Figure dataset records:
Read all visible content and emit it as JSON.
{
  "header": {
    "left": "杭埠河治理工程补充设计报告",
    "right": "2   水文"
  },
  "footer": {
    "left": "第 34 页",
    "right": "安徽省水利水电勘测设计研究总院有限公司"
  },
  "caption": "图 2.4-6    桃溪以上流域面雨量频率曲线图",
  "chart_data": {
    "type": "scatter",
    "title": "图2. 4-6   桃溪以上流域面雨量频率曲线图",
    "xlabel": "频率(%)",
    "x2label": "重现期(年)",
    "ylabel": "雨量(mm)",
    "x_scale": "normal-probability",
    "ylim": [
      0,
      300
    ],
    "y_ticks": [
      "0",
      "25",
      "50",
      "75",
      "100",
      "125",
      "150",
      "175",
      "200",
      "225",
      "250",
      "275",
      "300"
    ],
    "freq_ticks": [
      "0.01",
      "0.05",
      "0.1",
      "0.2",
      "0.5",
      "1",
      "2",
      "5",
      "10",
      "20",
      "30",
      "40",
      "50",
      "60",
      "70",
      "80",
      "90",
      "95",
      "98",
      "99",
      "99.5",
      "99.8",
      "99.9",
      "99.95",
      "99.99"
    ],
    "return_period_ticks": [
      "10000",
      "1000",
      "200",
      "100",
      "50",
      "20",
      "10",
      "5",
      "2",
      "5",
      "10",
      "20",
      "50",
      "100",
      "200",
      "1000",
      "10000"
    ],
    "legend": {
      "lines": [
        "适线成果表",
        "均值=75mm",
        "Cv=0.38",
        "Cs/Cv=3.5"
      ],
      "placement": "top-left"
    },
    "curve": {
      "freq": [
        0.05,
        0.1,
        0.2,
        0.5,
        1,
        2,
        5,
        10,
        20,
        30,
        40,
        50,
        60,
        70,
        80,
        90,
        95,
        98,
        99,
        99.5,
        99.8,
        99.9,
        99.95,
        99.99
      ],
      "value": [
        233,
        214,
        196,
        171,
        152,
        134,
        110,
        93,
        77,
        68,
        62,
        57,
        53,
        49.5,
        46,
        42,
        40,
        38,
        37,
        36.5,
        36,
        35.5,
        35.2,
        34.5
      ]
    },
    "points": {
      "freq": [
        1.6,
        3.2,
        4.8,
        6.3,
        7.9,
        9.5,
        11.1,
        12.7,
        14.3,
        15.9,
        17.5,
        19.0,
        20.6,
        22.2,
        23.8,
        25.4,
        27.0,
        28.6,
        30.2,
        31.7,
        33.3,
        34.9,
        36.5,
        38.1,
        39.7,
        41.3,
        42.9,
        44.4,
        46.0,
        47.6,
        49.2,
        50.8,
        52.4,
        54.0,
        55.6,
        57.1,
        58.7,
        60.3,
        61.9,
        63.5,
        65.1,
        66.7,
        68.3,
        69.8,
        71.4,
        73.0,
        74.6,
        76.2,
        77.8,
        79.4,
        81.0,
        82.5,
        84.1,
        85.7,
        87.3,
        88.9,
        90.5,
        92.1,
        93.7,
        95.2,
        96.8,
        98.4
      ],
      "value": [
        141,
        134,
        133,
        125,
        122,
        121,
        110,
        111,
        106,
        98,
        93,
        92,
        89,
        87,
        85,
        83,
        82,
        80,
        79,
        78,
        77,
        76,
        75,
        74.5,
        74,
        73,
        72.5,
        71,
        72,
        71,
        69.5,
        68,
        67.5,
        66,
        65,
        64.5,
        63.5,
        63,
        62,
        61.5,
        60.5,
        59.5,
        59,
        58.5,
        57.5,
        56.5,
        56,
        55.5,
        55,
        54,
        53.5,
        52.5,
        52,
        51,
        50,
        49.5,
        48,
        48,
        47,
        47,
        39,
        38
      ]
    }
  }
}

### STATED GOAL
Print all the data exactly.

### COMPLETE OUTPUT
Read all visible content and emit it as JSON.
{
  "header": {
    "left": "杭埠河治理工程补充设计报告",
    "right": "2   水文"
  },
  "footer": {
    "left": "第 34 页",
    "right": "安徽省水利水电勘测设计研究总院有限公司"
  },
  "caption": "图 2.4-6    桃溪以上流域面雨量频率曲线图",
  "chart_data": {
    "type": "scatter",
    "title": "图2. 4-6   桃溪以上流域面雨量频率曲线图",
    "xlabel": "频率(%)",
    "x2label": "重现期(年)",
    "ylabel": "雨量(mm)",
    "x_scale": "normal-probability",
    "ylim": [
      0,
      300
    ],
    "y_ticks": [
      "0",
      "25",
      "50",
      "75",
      "100",
      "125",
      "150",
      "175",
      "200",
      "225",
      "250",
      "275",
      "300"
    ],
    "freq_ticks": [
      "0.01",
      "0.05",
      "0.1",
      "0.2",
      "0.5",
      "1",
      "2",
      "5",
      "10",
      "20",
      "30",
      "40",
      "50",
      "60",
      "70",
      "80",
      "90",
      "95",
      "98",
      "99",
      "99.5",
      "99.8",
      "99.9",
      "99.95",
      "99.99"
    ],
    "return_period_ticks": [
      "10000",
      "1000",
      "200",
      "100",
      "50",
      "20",
      "10",
      "5",
      "2",
      "5",
      "10",
      "20",
      "50",
      "100",
      "200",
      "1000",
      "10000"
    ],
    "legend": {
      "lines": [
        "适线成果表",
        "均值=75mm",
        "Cv=0.38",
        "Cs/Cv=3.5"
      ],
      "placement": "top-left"
    },
    "curve": {
      "freq": [
        0.05,
        0.1,
        0.2,
        0.5,
        1,
        2,
        5,
        10,
        20,
        30,
        40,
        50,
        60,
        70,
        80,
        90,
        95,
        98,
        99,
        99.5,
        99.8,
        99.9,
        99.95,
        99.99
      ],
      "value": [
        233,
        214,
        196,
        171,
        152,
        134,
        110,
        93,
        77,
        68,
        62,
        57,
        53,
        49.5,
        46,
        42,
        40,
        38,
        37,
        36.5,
        36,
        35.5,
        35.2,
        34.5
      ]
    },
    "points": {
      "freq": [
        1.6,
        3.2,
        4.8,
        6.3,
        7.9,
        9.5,
        11.1,
        12.7,
        14.3,
        15.9,
        17.5,
        19.0,
        20.6,
        22.2,
        23.8,
        25.4,
        27.0,
        28.6,
        30.2,
        31.7,
        33.3,
        34.9,
        36.5,
        38.1,
        39.7,
        41.3,
        42.9,
        44.4,
        46.0,
        47.6,
        49.2,
        50.8,
        52.4,
        54.0,
        55.6,
        57.1,
        58.7,
        60.3,
        61.9,
        63.5,
        65.1,
        66.7,
        68.3,
        69.8,
        71.4,
        73.0,
        74.6,
        76.2,
        77.8,
        79.4,
        81.0,
        82.5,
        84.1,
        85.7,
        87.3,
        88.9,
        90.5,
        92.1,
        93.7,
        95.2,
        96.8,
        98.4
      ],
      "value": [
        141,
        134,
        133,
        125,
        122,
        121,
        110,
        111,
        106,
        98,
        93,
        92,
        89,
        87,
        85,
        83,
        82,
        80,
        79,
        78,
        77,
        76,
        75,
        74.5,
        74,
        73,
        72.5,
        71,
        72,
        71,
        69.5,
        68,
        67.5,
        66,
        65,
        64.5,
        63.5,
        63,
        62,
        61.5,
        60.5,
        59.5,
        59,
        58.5,
        57.5,
        56.5,
        56,
        55.5,
        55,
        54,
        53.5,
        52.5,
        52,
        51,
        50,
        49.5,
        48,
        48,
        47,
        47,
        39,
        38
      ]
    }
  }
}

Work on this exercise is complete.